PROBLEM DESCRIPTION: Show every line below where "xlabel" can be found.

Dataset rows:
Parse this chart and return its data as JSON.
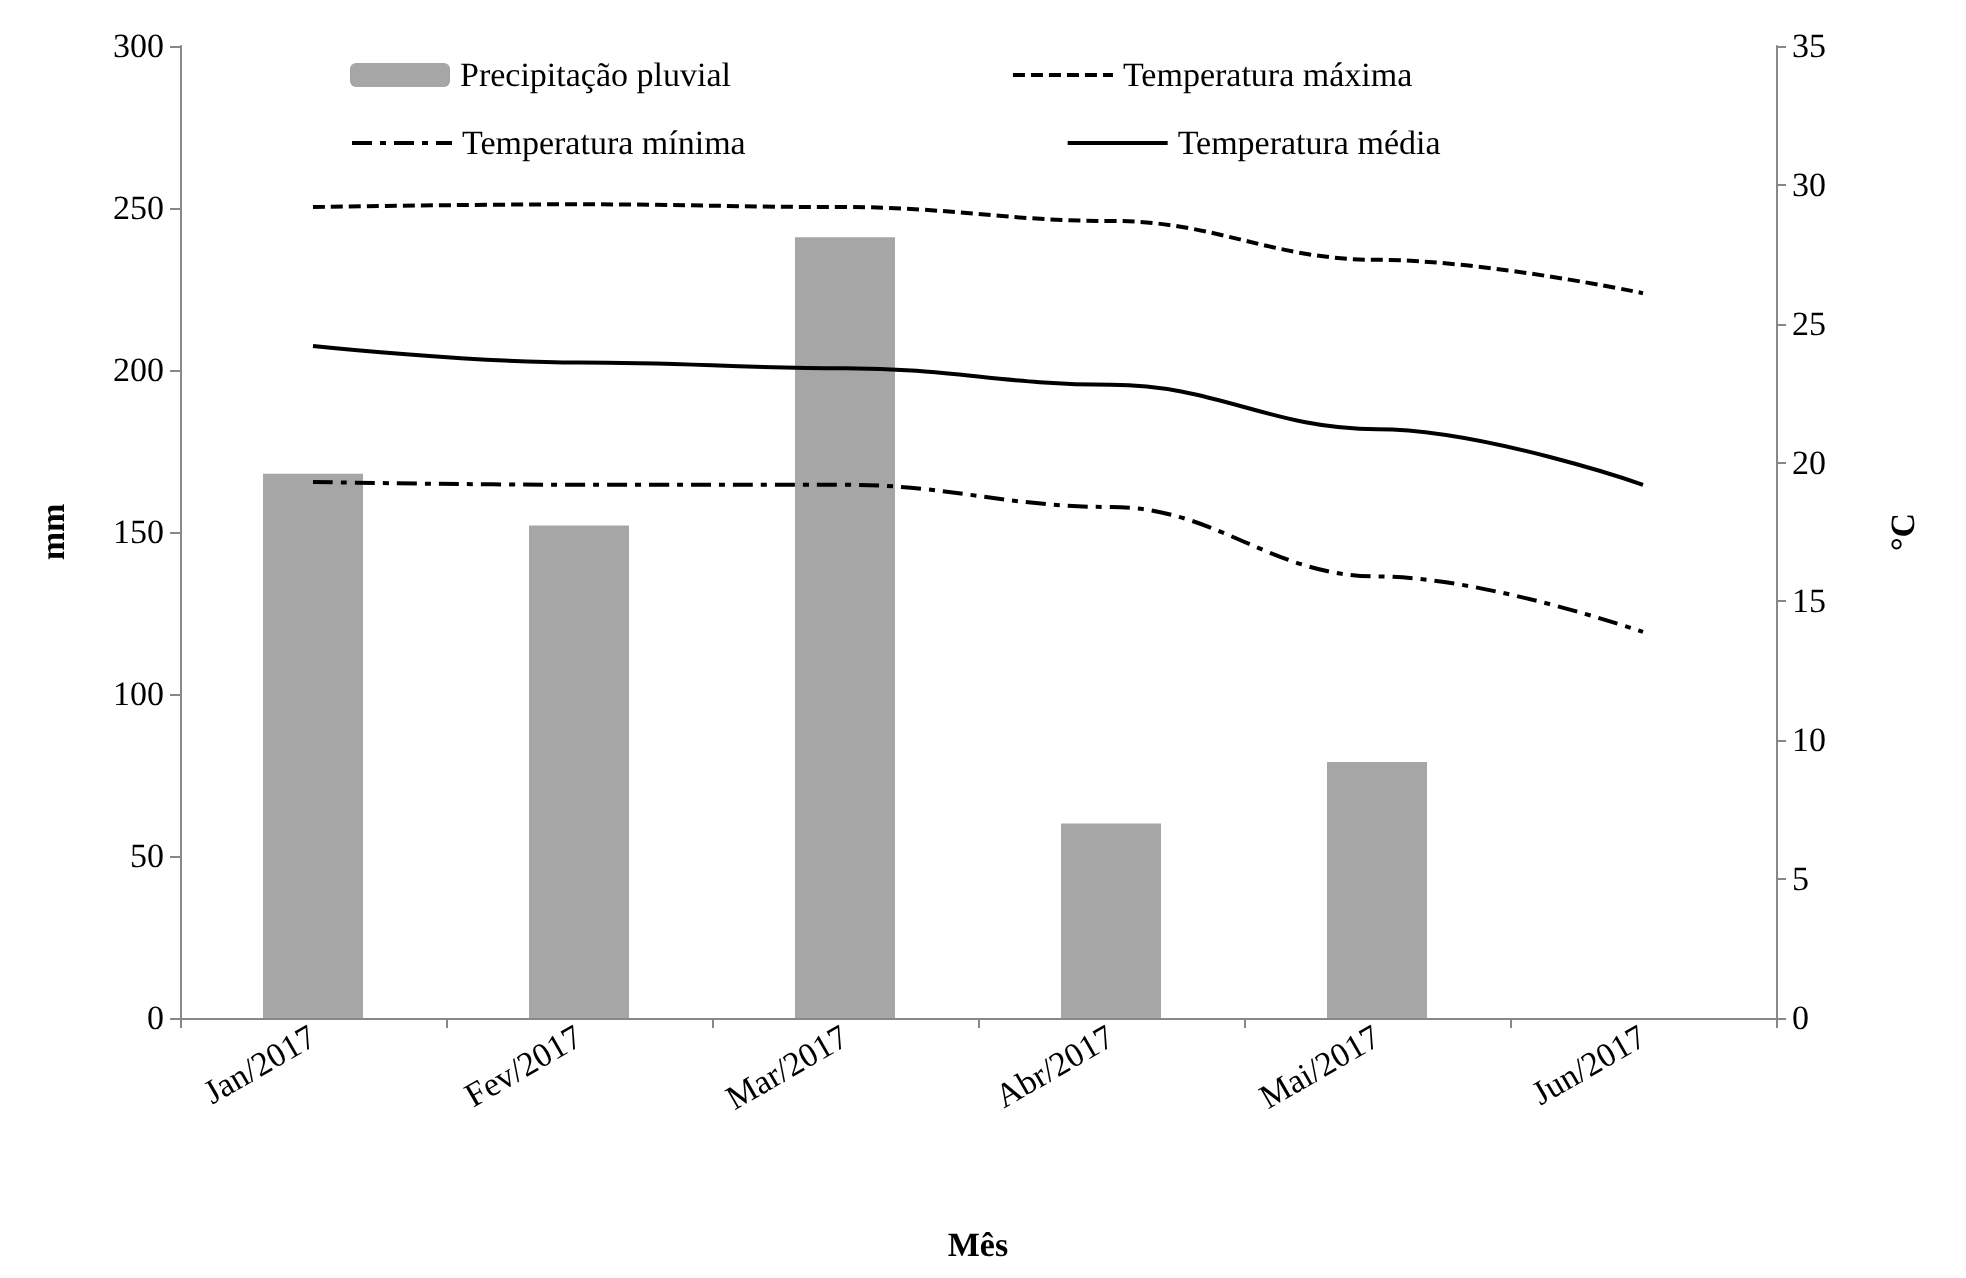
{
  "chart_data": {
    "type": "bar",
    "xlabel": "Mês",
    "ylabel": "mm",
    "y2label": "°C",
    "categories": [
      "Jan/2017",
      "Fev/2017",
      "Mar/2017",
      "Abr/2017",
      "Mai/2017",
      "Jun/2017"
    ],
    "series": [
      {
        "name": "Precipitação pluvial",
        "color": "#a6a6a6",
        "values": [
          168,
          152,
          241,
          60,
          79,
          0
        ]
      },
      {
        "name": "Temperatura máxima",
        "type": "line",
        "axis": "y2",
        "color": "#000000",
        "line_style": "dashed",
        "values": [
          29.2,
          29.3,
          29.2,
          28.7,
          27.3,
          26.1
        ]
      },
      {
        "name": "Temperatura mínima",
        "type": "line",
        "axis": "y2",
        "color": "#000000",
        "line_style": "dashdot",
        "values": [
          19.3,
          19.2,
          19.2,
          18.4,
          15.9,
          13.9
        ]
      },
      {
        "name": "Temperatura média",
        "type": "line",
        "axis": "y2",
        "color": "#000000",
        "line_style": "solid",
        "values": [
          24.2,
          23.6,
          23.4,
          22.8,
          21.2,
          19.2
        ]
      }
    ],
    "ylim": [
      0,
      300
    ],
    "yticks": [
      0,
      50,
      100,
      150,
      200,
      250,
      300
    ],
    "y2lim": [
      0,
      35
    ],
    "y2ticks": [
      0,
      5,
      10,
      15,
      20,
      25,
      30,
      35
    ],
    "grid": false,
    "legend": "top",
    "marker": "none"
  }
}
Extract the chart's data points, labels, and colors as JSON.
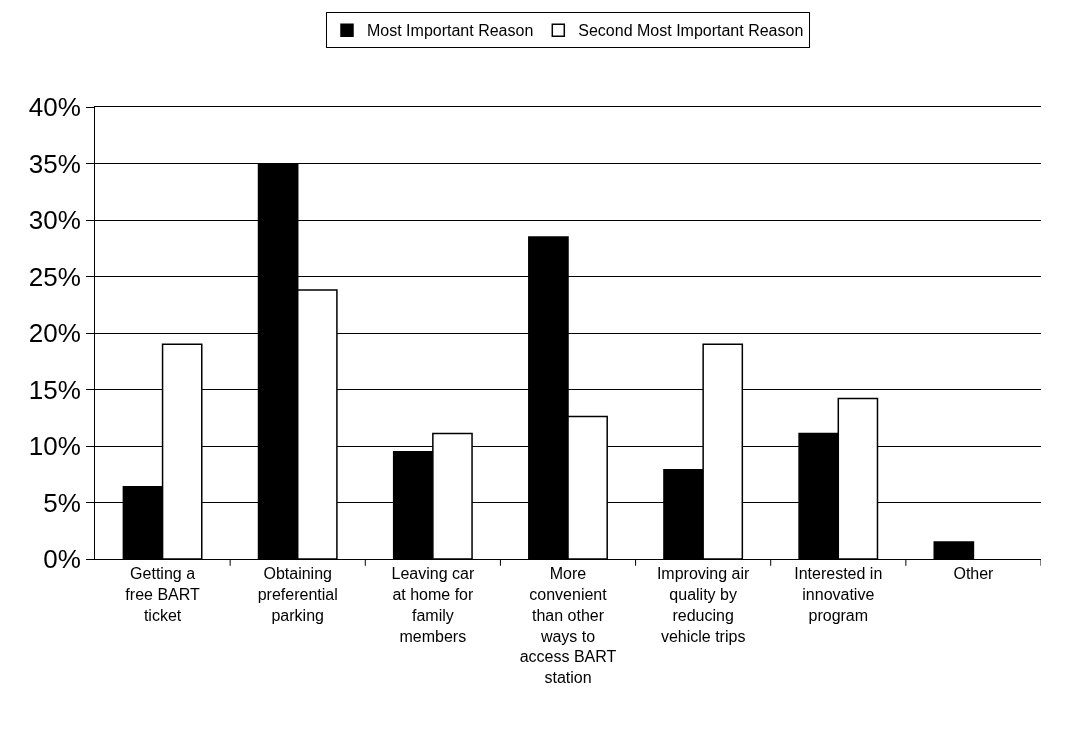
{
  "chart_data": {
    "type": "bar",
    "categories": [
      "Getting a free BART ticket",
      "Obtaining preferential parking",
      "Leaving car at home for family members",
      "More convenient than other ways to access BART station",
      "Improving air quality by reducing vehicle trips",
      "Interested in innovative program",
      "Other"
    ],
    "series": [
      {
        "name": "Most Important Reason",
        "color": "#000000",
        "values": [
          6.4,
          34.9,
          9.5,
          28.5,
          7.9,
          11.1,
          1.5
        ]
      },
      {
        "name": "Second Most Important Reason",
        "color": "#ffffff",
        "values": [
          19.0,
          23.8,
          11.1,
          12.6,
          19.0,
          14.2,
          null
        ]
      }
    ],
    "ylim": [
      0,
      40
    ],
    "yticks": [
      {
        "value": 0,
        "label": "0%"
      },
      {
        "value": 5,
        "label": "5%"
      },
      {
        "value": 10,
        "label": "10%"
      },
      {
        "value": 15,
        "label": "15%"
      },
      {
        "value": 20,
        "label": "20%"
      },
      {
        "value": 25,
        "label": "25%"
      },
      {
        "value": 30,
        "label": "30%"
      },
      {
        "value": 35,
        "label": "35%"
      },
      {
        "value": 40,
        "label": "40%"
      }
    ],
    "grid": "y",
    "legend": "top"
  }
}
---
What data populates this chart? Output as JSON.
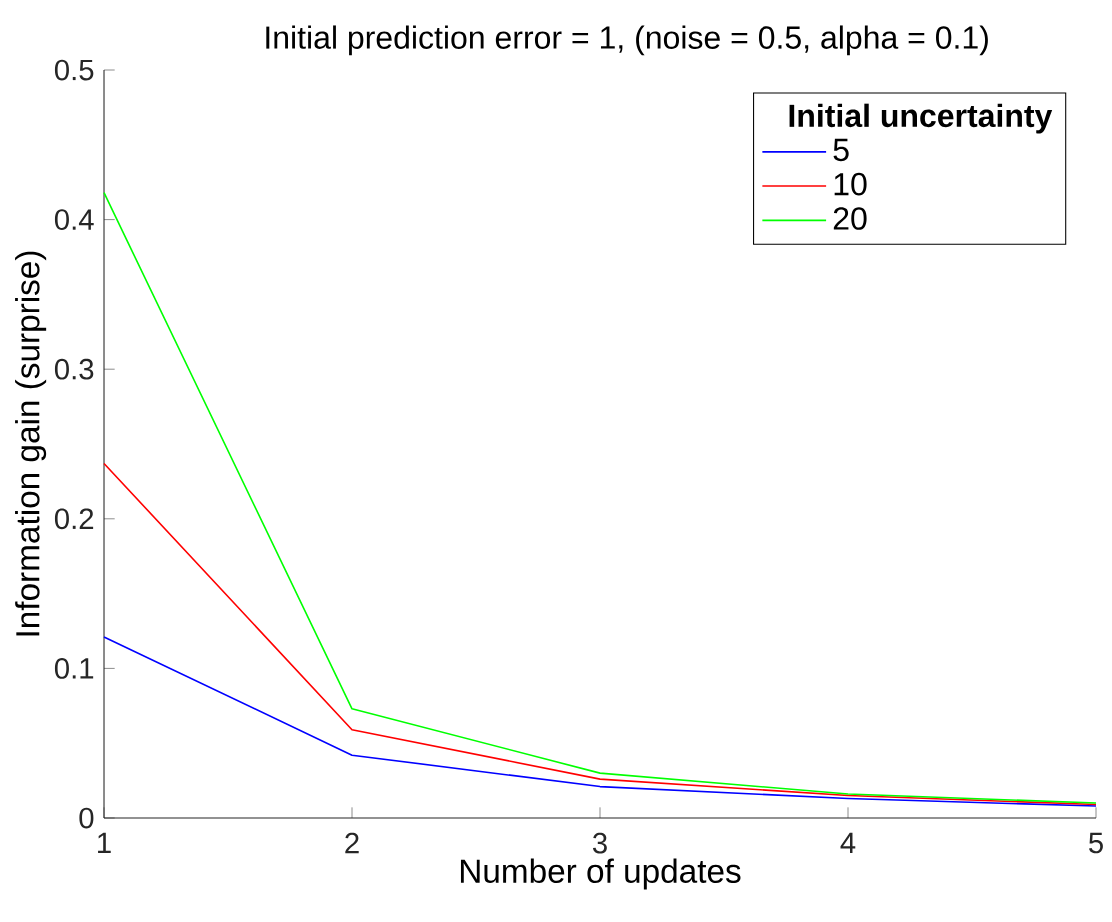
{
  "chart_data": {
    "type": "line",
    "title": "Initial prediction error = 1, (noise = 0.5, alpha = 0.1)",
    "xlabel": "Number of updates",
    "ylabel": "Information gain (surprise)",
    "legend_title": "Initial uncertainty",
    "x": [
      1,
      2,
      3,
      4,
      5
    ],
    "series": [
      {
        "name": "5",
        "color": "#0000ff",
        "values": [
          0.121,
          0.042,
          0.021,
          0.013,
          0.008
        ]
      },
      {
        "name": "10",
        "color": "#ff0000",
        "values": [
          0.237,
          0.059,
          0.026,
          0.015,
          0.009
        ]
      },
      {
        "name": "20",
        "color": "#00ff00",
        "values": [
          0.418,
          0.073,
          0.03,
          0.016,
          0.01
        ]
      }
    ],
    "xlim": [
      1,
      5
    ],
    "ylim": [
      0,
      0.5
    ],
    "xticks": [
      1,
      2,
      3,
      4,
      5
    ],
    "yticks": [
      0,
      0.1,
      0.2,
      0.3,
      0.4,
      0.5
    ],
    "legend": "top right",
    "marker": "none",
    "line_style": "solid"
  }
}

TASK RESPONSE:
    "xlabel": "Mês",
    "xlabel": "Number of updates",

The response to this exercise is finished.